TASK OBJECTIVE: Copy out the records in full, word for word, without pictures.

Data records:
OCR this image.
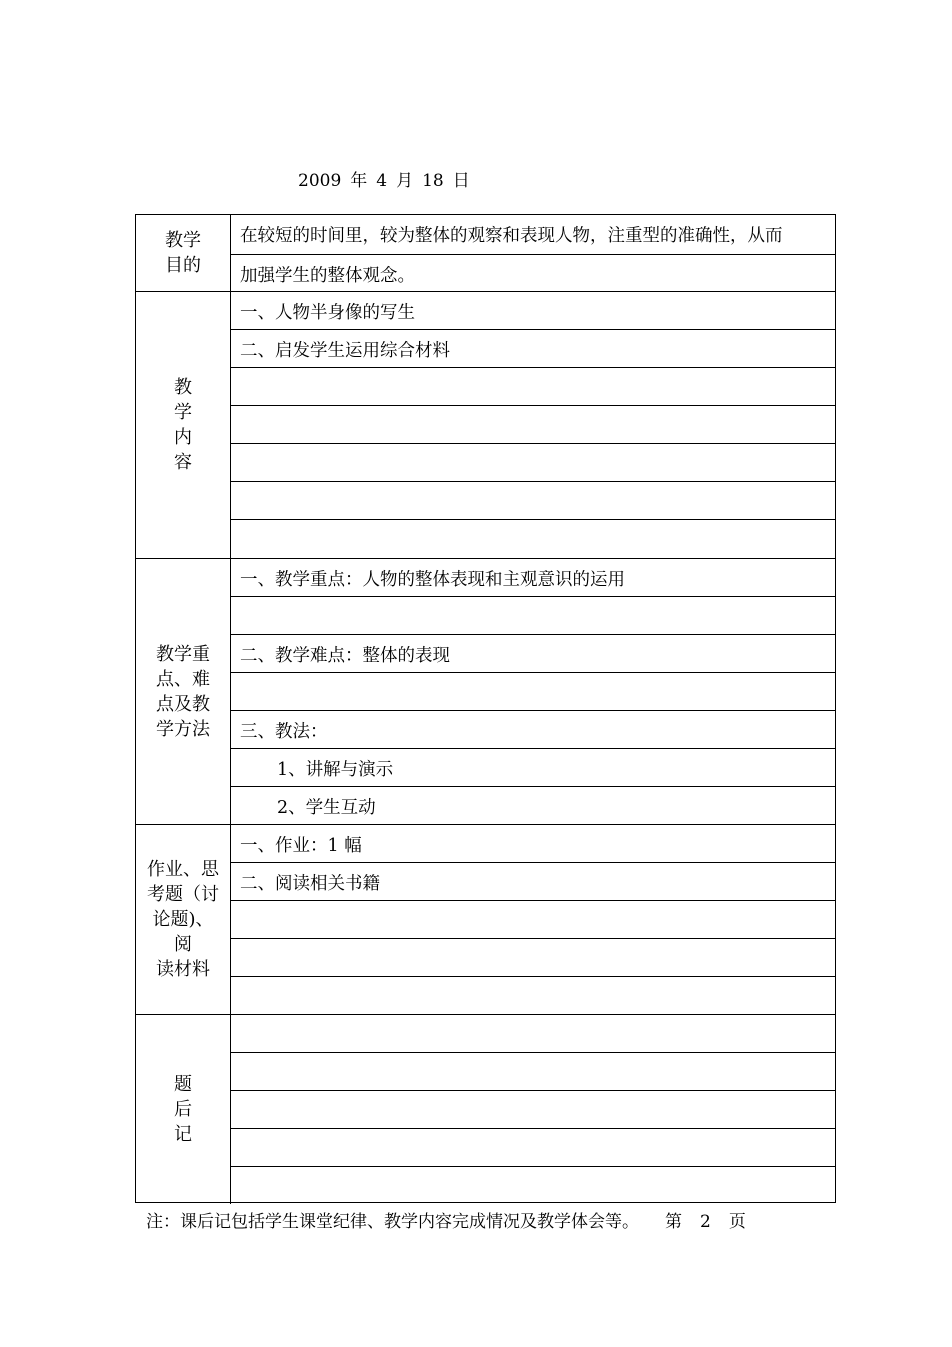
2009 年 4 月 18 日
教学
目的
在较短的时间里，较为整体的观察和表现人物，注重型的准确性，从而
加强学生的整体观念。
教
学
内
容
一、人物半身像的写生
二、启发学生运用综合材料
教学重
点、难
点及教
学方法
一、教学重点：人物的整体表现和主观意识的运用
二、教学难点：整体的表现
三、教法：
1、讲解与演示
2、学生互动
作业、思
考题（讨
论题)、阅
读材料
一、作业：1 幅
二、阅读相关书籍
题
后
记
注：课后记包括学生课堂纪律、教学内容完成情况及教学体会等。 第 2 页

ANSWER IN FULL:
OCR this image.
2009 年 4 月 18 日
教学
目的
在较短的时间里，较为整体的观察和表现人物，注重型的准确性，从而
加强学生的整体观念。
教
学
内
容
一、人物半身像的写生
二、启发学生运用综合材料
教学重
点、难
点及教
学方法
一、教学重点：人物的整体表现和主观意识的运用
二、教学难点：整体的表现
三、教法：
1、讲解与演示
2、学生互动
作业、思
考题（讨
论题)、阅
读材料
一、作业：1 幅
二、阅读相关书籍
题
后
记
注：课后记包括学生课堂纪律、教学内容完成情况及教学体会等。 第 2 页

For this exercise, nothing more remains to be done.